Find every line in the records below that holds the word "name", and copy each one.

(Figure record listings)
══════════
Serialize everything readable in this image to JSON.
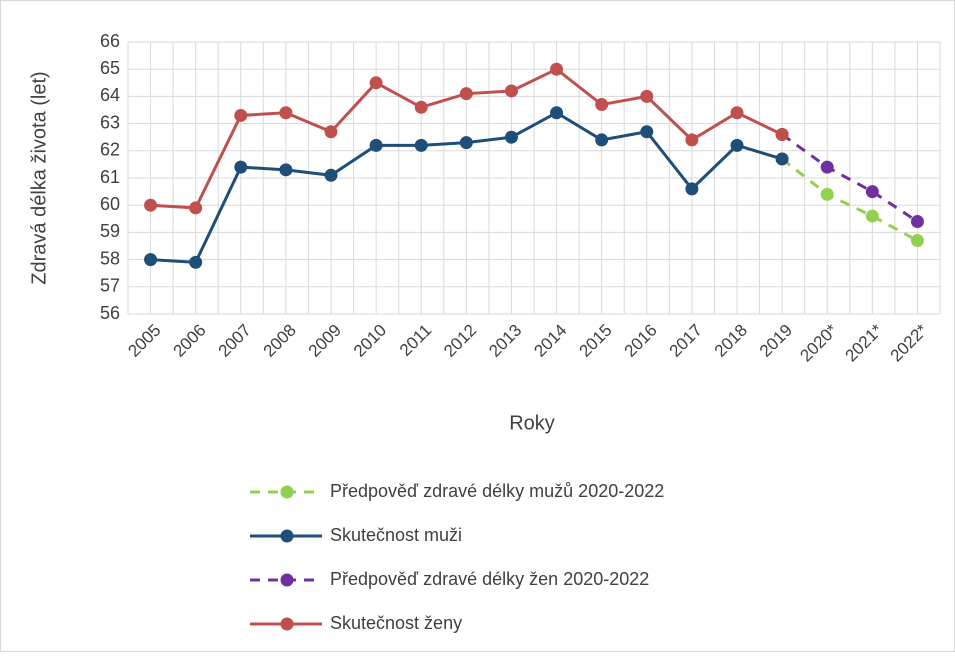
{
  "chart_data": {
    "type": "line",
    "y_label": "Zdravá délka života (let)",
    "x_label": "Roky",
    "categories": [
      "2005",
      "2006",
      "2007",
      "2008",
      "2009",
      "2010",
      "2011",
      "2012",
      "2013",
      "2014",
      "2015",
      "2016",
      "2017",
      "2018",
      "2019",
      "2020*",
      "2021*",
      "2022*"
    ],
    "series": [
      {
        "name": "Předpověď zdravé délky mužů 2020-2022",
        "color": "#92d050",
        "dashed": true,
        "values": [
          null,
          null,
          null,
          null,
          null,
          null,
          null,
          null,
          null,
          null,
          null,
          null,
          null,
          null,
          61.7,
          60.4,
          59.6,
          58.7
        ]
      },
      {
        "name": "Skutečnost muži",
        "color": "#1f4e79",
        "dashed": false,
        "values": [
          58.0,
          57.9,
          61.4,
          61.3,
          61.1,
          62.2,
          62.2,
          62.3,
          62.5,
          63.4,
          62.4,
          62.7,
          60.6,
          62.2,
          61.7,
          null,
          null,
          null
        ]
      },
      {
        "name": "Předpověď zdravé délky žen 2020-2022",
        "color": "#7030a0",
        "dashed": true,
        "values": [
          null,
          null,
          null,
          null,
          null,
          null,
          null,
          null,
          null,
          null,
          null,
          null,
          null,
          null,
          62.6,
          61.4,
          60.5,
          59.4
        ]
      },
      {
        "name": "Skutečnost ženy",
        "color": "#c0504d",
        "dashed": false,
        "values": [
          60.0,
          59.9,
          63.3,
          63.4,
          62.7,
          64.5,
          63.6,
          64.1,
          64.2,
          65.0,
          63.7,
          64.0,
          62.4,
          63.4,
          62.6,
          null,
          null,
          null
        ]
      }
    ],
    "ylim": [
      56,
      66
    ],
    "yticks": [
      56,
      57,
      58,
      59,
      60,
      61,
      62,
      63,
      64,
      65,
      66
    ],
    "grid": true,
    "legend": "bottom"
  }
}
══════════
Task output –
        "name": "Předpověď zdravé délky mužů 2020-2022",
        "name": "Skutečnost muži",
        "name": "Předpověď zdravé délky žen 2020-2022",
        "name": "Skutečnost ženy",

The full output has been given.